§ Goal of the exercise
Print the lines of the data from the one containing "logo-rays xyxy=(28,938,60,970)" through the one containing "logo: LeoMeteo.com xyxy=(10,924,185,983)", both included, without changing anything.

-- BEGIN --

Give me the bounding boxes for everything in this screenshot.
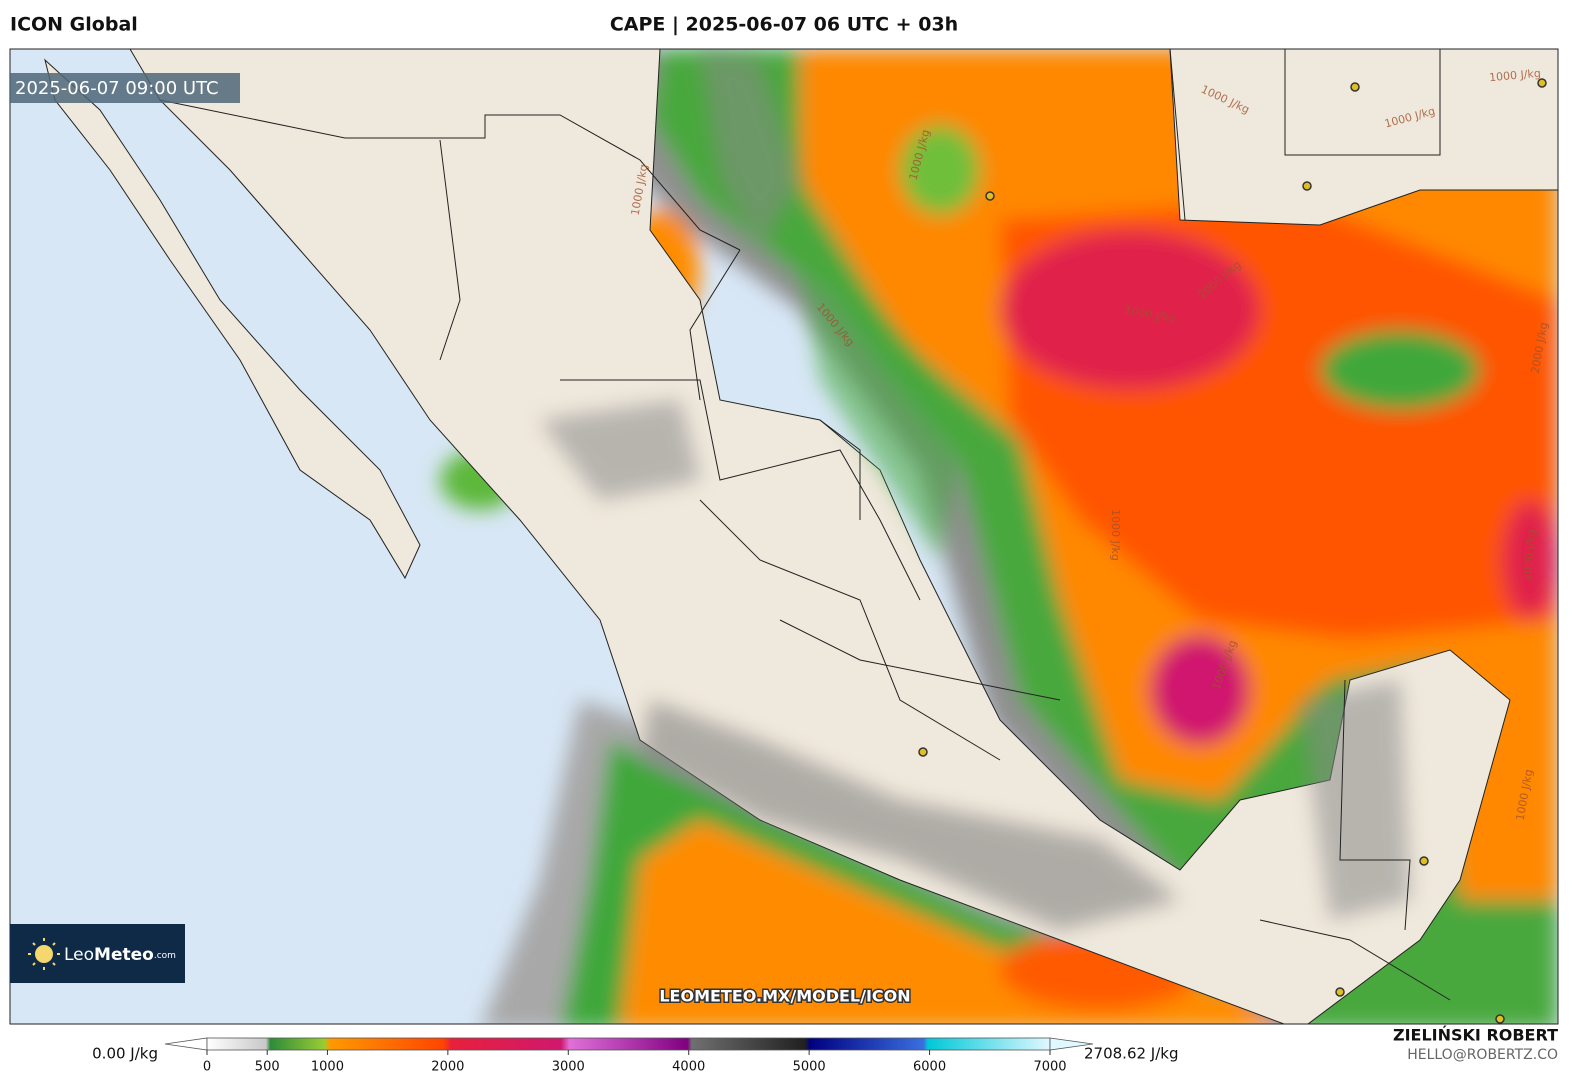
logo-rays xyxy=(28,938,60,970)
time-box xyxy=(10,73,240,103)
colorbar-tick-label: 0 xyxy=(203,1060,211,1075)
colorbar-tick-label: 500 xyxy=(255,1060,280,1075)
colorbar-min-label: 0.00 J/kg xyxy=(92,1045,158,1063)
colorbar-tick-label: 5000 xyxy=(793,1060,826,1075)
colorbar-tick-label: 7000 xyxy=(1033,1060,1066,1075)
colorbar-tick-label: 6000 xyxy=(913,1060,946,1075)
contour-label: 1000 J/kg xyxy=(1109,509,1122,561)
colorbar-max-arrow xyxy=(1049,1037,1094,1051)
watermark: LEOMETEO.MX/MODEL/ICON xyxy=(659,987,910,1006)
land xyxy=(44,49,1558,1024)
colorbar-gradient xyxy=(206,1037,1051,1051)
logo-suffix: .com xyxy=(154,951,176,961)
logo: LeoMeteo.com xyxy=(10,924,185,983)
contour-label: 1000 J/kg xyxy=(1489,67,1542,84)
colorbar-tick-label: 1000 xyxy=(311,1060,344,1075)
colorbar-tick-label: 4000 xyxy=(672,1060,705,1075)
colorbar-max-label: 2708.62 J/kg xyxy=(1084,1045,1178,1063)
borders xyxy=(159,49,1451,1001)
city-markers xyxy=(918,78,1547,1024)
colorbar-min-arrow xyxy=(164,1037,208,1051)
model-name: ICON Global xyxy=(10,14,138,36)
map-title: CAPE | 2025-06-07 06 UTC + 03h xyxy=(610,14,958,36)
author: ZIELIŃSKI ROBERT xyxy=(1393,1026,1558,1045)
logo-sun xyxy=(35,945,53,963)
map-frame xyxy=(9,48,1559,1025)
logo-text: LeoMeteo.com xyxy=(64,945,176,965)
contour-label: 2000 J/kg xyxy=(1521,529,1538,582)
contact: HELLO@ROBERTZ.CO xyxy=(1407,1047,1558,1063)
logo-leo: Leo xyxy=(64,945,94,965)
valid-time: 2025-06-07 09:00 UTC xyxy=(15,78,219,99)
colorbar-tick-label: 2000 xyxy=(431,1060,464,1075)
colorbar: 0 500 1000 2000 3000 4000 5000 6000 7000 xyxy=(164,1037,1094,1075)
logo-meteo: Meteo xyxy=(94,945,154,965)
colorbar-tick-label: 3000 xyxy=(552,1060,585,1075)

-- END --

§ Result below
logo-rays xyxy=(28,938,60,970)
time-box xyxy=(10,73,240,103)
colorbar-tick-label: 0 xyxy=(203,1060,211,1075)
colorbar-tick-label: 500 xyxy=(255,1060,280,1075)
colorbar-min-label: 0.00 J/kg xyxy=(92,1045,158,1063)
colorbar-tick-label: 5000 xyxy=(793,1060,826,1075)
colorbar-tick-label: 7000 xyxy=(1033,1060,1066,1075)
colorbar-tick-label: 6000 xyxy=(913,1060,946,1075)
contour-label: 1000 J/kg xyxy=(1109,509,1122,561)
colorbar-max-arrow xyxy=(1049,1037,1094,1051)
watermark: LEOMETEO.MX/MODEL/ICON xyxy=(659,987,910,1006)
land xyxy=(44,49,1558,1024)
colorbar-gradient xyxy=(206,1037,1051,1051)
logo-suffix: .com xyxy=(154,951,176,961)
logo: LeoMeteo.com xyxy=(10,924,185,983)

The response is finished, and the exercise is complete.